### Dataset entries
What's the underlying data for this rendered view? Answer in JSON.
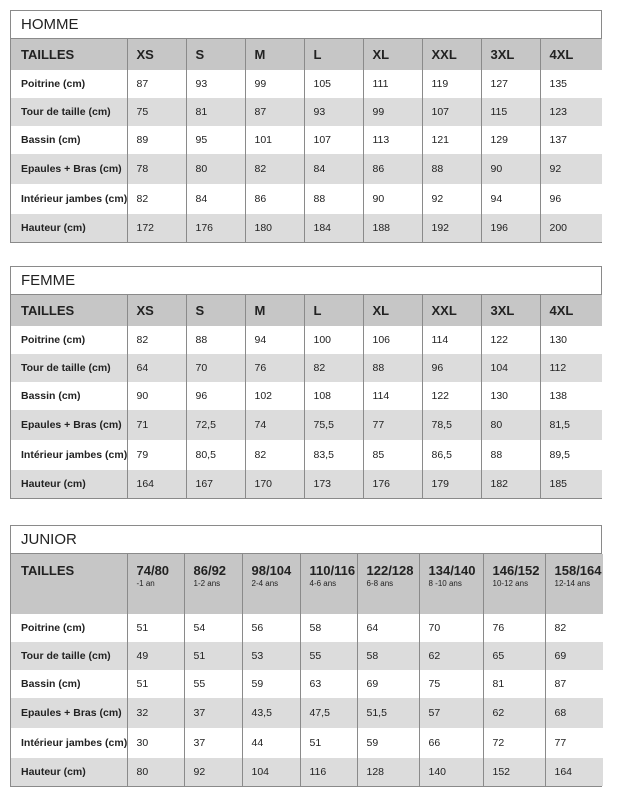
{
  "tables": [
    {
      "title": "HOMME",
      "header_label": "TAILLES",
      "sizes": [
        {
          "label": "XS"
        },
        {
          "label": "S"
        },
        {
          "label": "M"
        },
        {
          "label": "L"
        },
        {
          "label": "XL"
        },
        {
          "label": "XXL"
        },
        {
          "label": "3XL"
        },
        {
          "label": "4XL"
        }
      ],
      "rows": [
        {
          "label": "Poitrine (cm)",
          "values": [
            "87",
            "93",
            "99",
            "105",
            "111",
            "119",
            "127",
            "135"
          ]
        },
        {
          "label": "Tour de taille (cm)",
          "values": [
            "75",
            "81",
            "87",
            "93",
            "99",
            "107",
            "115",
            "123"
          ]
        },
        {
          "label": "Bassin (cm)",
          "values": [
            "89",
            "95",
            "101",
            "107",
            "113",
            "121",
            "129",
            "137"
          ]
        },
        {
          "label": "Epaules + Bras (cm)",
          "values": [
            "78",
            "80",
            "82",
            "84",
            "86",
            "88",
            "90",
            "92"
          ]
        },
        {
          "label": "Intérieur jambes (cm)",
          "values": [
            "82",
            "84",
            "86",
            "88",
            "90",
            "92",
            "94",
            "96"
          ]
        },
        {
          "label": "Hauteur (cm)",
          "values": [
            "172",
            "176",
            "180",
            "184",
            "188",
            "192",
            "196",
            "200"
          ]
        }
      ]
    },
    {
      "title": "FEMME",
      "header_label": "TAILLES",
      "sizes": [
        {
          "label": "XS"
        },
        {
          "label": "S"
        },
        {
          "label": "M"
        },
        {
          "label": "L"
        },
        {
          "label": "XL"
        },
        {
          "label": "XXL"
        },
        {
          "label": "3XL"
        },
        {
          "label": "4XL"
        }
      ],
      "rows": [
        {
          "label": "Poitrine (cm)",
          "values": [
            "82",
            "88",
            "94",
            "100",
            "106",
            "114",
            "122",
            "130"
          ]
        },
        {
          "label": "Tour de taille (cm)",
          "values": [
            "64",
            "70",
            "76",
            "82",
            "88",
            "96",
            "104",
            "112"
          ]
        },
        {
          "label": "Bassin (cm)",
          "values": [
            "90",
            "96",
            "102",
            "108",
            "114",
            "122",
            "130",
            "138"
          ]
        },
        {
          "label": "Epaules + Bras (cm)",
          "values": [
            "71",
            "72,5",
            "74",
            "75,5",
            "77",
            "78,5",
            "80",
            "81,5"
          ]
        },
        {
          "label": "Intérieur jambes (cm)",
          "values": [
            "79",
            "80,5",
            "82",
            "83,5",
            "85",
            "86,5",
            "88",
            "89,5"
          ]
        },
        {
          "label": "Hauteur (cm)",
          "values": [
            "164",
            "167",
            "170",
            "173",
            "176",
            "179",
            "182",
            "185"
          ]
        }
      ]
    },
    {
      "title": "JUNIOR",
      "header_label": "TAILLES",
      "sizes": [
        {
          "label": "74/80",
          "age": "-1 an"
        },
        {
          "label": "86/92",
          "age": "1-2 ans"
        },
        {
          "label": "98/104",
          "age": "2-4 ans"
        },
        {
          "label": "110/116",
          "age": "4-6 ans"
        },
        {
          "label": "122/128",
          "age": "6-8 ans"
        },
        {
          "label": "134/140",
          "age": "8 -10 ans"
        },
        {
          "label": "146/152",
          "age": "10-12 ans"
        },
        {
          "label": "158/164",
          "age": "12-14 ans"
        }
      ],
      "rows": [
        {
          "label": "Poitrine (cm)",
          "values": [
            "51",
            "54",
            "56",
            "58",
            "64",
            "70",
            "76",
            "82"
          ]
        },
        {
          "label": "Tour de taille (cm)",
          "values": [
            "49",
            "51",
            "53",
            "55",
            "58",
            "62",
            "65",
            "69"
          ]
        },
        {
          "label": "Bassin (cm)",
          "values": [
            "51",
            "55",
            "59",
            "63",
            "69",
            "75",
            "81",
            "87"
          ]
        },
        {
          "label": "Epaules + Bras (cm)",
          "values": [
            "32",
            "37",
            "43,5",
            "47,5",
            "51,5",
            "57",
            "62",
            "68"
          ]
        },
        {
          "label": "Intérieur jambes (cm)",
          "values": [
            "30",
            "37",
            "44",
            "51",
            "59",
            "66",
            "72",
            "77"
          ]
        },
        {
          "label": "Hauteur (cm)",
          "values": [
            "80",
            "92",
            "104",
            "116",
            "128",
            "140",
            "152",
            "164"
          ]
        }
      ]
    }
  ]
}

### Set task
Repeat the entries exactly. Pictures are excluded from the copy.

### Full output
What's the underlying data for this rendered view? Answer in JSON.
{
  "tables": [
    {
      "title": "HOMME",
      "header_label": "TAILLES",
      "sizes": [
        {
          "label": "XS"
        },
        {
          "label": "S"
        },
        {
          "label": "M"
        },
        {
          "label": "L"
        },
        {
          "label": "XL"
        },
        {
          "label": "XXL"
        },
        {
          "label": "3XL"
        },
        {
          "label": "4XL"
        }
      ],
      "rows": [
        {
          "label": "Poitrine (cm)",
          "values": [
            "87",
            "93",
            "99",
            "105",
            "111",
            "119",
            "127",
            "135"
          ]
        },
        {
          "label": "Tour de taille (cm)",
          "values": [
            "75",
            "81",
            "87",
            "93",
            "99",
            "107",
            "115",
            "123"
          ]
        },
        {
          "label": "Bassin (cm)",
          "values": [
            "89",
            "95",
            "101",
            "107",
            "113",
            "121",
            "129",
            "137"
          ]
        },
        {
          "label": "Epaules + Bras (cm)",
          "values": [
            "78",
            "80",
            "82",
            "84",
            "86",
            "88",
            "90",
            "92"
          ]
        },
        {
          "label": "Intérieur jambes (cm)",
          "values": [
            "82",
            "84",
            "86",
            "88",
            "90",
            "92",
            "94",
            "96"
          ]
        },
        {
          "label": "Hauteur (cm)",
          "values": [
            "172",
            "176",
            "180",
            "184",
            "188",
            "192",
            "196",
            "200"
          ]
        }
      ]
    },
    {
      "title": "FEMME",
      "header_label": "TAILLES",
      "sizes": [
        {
          "label": "XS"
        },
        {
          "label": "S"
        },
        {
          "label": "M"
        },
        {
          "label": "L"
        },
        {
          "label": "XL"
        },
        {
          "label": "XXL"
        },
        {
          "label": "3XL"
        },
        {
          "label": "4XL"
        }
      ],
      "rows": [
        {
          "label": "Poitrine (cm)",
          "values": [
            "82",
            "88",
            "94",
            "100",
            "106",
            "114",
            "122",
            "130"
          ]
        },
        {
          "label": "Tour de taille (cm)",
          "values": [
            "64",
            "70",
            "76",
            "82",
            "88",
            "96",
            "104",
            "112"
          ]
        },
        {
          "label": "Bassin (cm)",
          "values": [
            "90",
            "96",
            "102",
            "108",
            "114",
            "122",
            "130",
            "138"
          ]
        },
        {
          "label": "Epaules + Bras (cm)",
          "values": [
            "71",
            "72,5",
            "74",
            "75,5",
            "77",
            "78,5",
            "80",
            "81,5"
          ]
        },
        {
          "label": "Intérieur jambes (cm)",
          "values": [
            "79",
            "80,5",
            "82",
            "83,5",
            "85",
            "86,5",
            "88",
            "89,5"
          ]
        },
        {
          "label": "Hauteur (cm)",
          "values": [
            "164",
            "167",
            "170",
            "173",
            "176",
            "179",
            "182",
            "185"
          ]
        }
      ]
    },
    {
      "title": "JUNIOR",
      "header_label": "TAILLES",
      "sizes": [
        {
          "label": "74/80",
          "age": "-1 an"
        },
        {
          "label": "86/92",
          "age": "1-2 ans"
        },
        {
          "label": "98/104",
          "age": "2-4 ans"
        },
        {
          "label": "110/116",
          "age": "4-6 ans"
        },
        {
          "label": "122/128",
          "age": "6-8 ans"
        },
        {
          "label": "134/140",
          "age": "8 -10 ans"
        },
        {
          "label": "146/152",
          "age": "10-12 ans"
        },
        {
          "label": "158/164",
          "age": "12-14 ans"
        }
      ],
      "rows": [
        {
          "label": "Poitrine (cm)",
          "values": [
            "51",
            "54",
            "56",
            "58",
            "64",
            "70",
            "76",
            "82"
          ]
        },
        {
          "label": "Tour de taille (cm)",
          "values": [
            "49",
            "51",
            "53",
            "55",
            "58",
            "62",
            "65",
            "69"
          ]
        },
        {
          "label": "Bassin (cm)",
          "values": [
            "51",
            "55",
            "59",
            "63",
            "69",
            "75",
            "81",
            "87"
          ]
        },
        {
          "label": "Epaules + Bras (cm)",
          "values": [
            "32",
            "37",
            "43,5",
            "47,5",
            "51,5",
            "57",
            "62",
            "68"
          ]
        },
        {
          "label": "Intérieur jambes (cm)",
          "values": [
            "30",
            "37",
            "44",
            "51",
            "59",
            "66",
            "72",
            "77"
          ]
        },
        {
          "label": "Hauteur (cm)",
          "values": [
            "80",
            "92",
            "104",
            "116",
            "128",
            "140",
            "152",
            "164"
          ]
        }
      ]
    }
  ]
}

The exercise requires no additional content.